begin Listed entries
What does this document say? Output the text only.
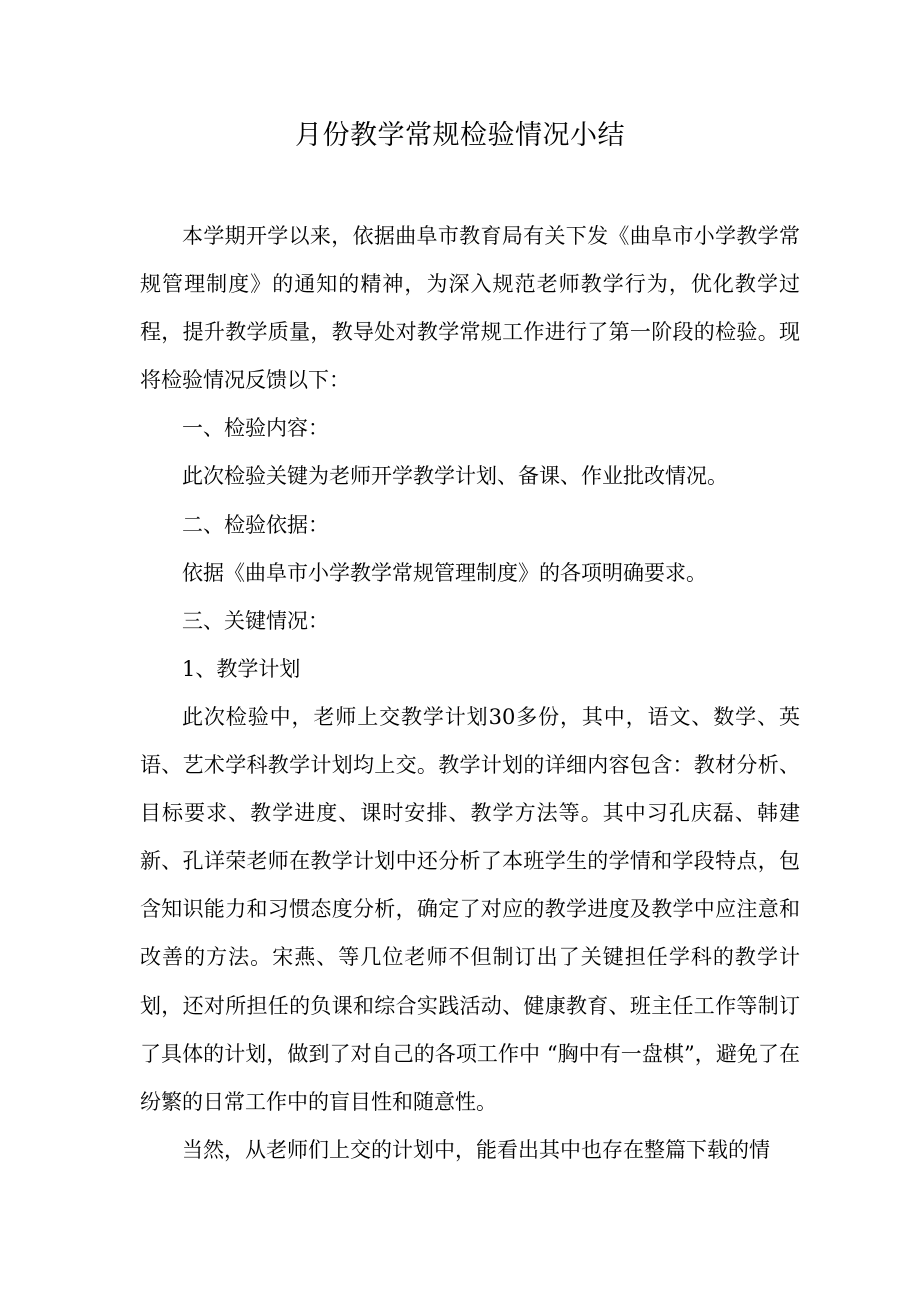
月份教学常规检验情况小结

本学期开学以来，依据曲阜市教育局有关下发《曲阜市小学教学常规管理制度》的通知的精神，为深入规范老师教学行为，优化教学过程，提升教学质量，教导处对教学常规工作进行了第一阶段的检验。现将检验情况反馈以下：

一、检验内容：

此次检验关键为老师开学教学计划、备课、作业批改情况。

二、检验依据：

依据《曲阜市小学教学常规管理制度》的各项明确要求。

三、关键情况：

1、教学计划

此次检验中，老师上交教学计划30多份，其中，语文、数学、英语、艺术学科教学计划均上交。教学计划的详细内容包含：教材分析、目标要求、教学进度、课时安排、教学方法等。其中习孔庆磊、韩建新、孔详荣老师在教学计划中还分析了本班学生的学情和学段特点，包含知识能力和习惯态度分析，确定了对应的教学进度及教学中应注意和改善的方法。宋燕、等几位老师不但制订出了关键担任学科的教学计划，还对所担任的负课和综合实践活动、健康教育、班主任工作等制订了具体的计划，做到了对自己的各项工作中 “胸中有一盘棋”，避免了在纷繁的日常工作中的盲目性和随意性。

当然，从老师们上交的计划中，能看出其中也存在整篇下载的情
end Listed entries
• _What you need to do_: Which lines hold the word "曲阜市小学教学常规管理制度"? Copy all of them.

• _Reply_:
本学期开学以来，依据曲阜市教育局有关下发《曲阜市小学教学常规管理制度》的通知的精神，为深入规范老师教学行为，优化教学过程，提升教学质量，教导处对教学常规工作进行了第一阶段的检验。现将检验情况反馈以下：
依据《曲阜市小学教学常规管理制度》的各项明确要求。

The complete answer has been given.